Data items
--- Begin ---

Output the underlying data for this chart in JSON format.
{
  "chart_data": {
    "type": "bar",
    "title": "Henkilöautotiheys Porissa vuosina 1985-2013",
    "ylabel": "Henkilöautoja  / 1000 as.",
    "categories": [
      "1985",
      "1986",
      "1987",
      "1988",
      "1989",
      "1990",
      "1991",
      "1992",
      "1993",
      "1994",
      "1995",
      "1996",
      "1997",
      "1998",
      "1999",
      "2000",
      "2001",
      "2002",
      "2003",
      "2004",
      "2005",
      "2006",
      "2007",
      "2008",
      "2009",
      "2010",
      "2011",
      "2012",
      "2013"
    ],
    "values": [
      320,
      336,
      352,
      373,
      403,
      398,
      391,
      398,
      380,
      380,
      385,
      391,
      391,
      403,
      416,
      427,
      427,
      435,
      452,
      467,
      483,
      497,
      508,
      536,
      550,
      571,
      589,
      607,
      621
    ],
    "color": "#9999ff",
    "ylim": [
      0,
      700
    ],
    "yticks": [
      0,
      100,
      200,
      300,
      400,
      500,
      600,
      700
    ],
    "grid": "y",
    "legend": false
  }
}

--- End ---

TASK DIRECTIONS: Your task is to repeat the data exactly; please include every line.

RIGHT ANSWER:
Output the underlying data for this chart in JSON format.
{
  "chart_data": {
    "type": "bar",
    "title": "Henkilöautotiheys Porissa vuosina 1985-2013",
    "ylabel": "Henkilöautoja  / 1000 as.",
    "categories": [
      "1985",
      "1986",
      "1987",
      "1988",
      "1989",
      "1990",
      "1991",
      "1992",
      "1993",
      "1994",
      "1995",
      "1996",
      "1997",
      "1998",
      "1999",
      "2000",
      "2001",
      "2002",
      "2003",
      "2004",
      "2005",
      "2006",
      "2007",
      "2008",
      "2009",
      "2010",
      "2011",
      "2012",
      "2013"
    ],
    "values": [
      320,
      336,
      352,
      373,
      403,
      398,
      391,
      398,
      380,
      380,
      385,
      391,
      391,
      403,
      416,
      427,
      427,
      435,
      452,
      467,
      483,
      497,
      508,
      536,
      550,
      571,
      589,
      607,
      621
    ],
    "color": "#9999ff",
    "ylim": [
      0,
      700
    ],
    "yticks": [
      0,
      100,
      200,
      300,
      400,
      500,
      600,
      700
    ],
    "grid": "y",
    "legend": false
  }
}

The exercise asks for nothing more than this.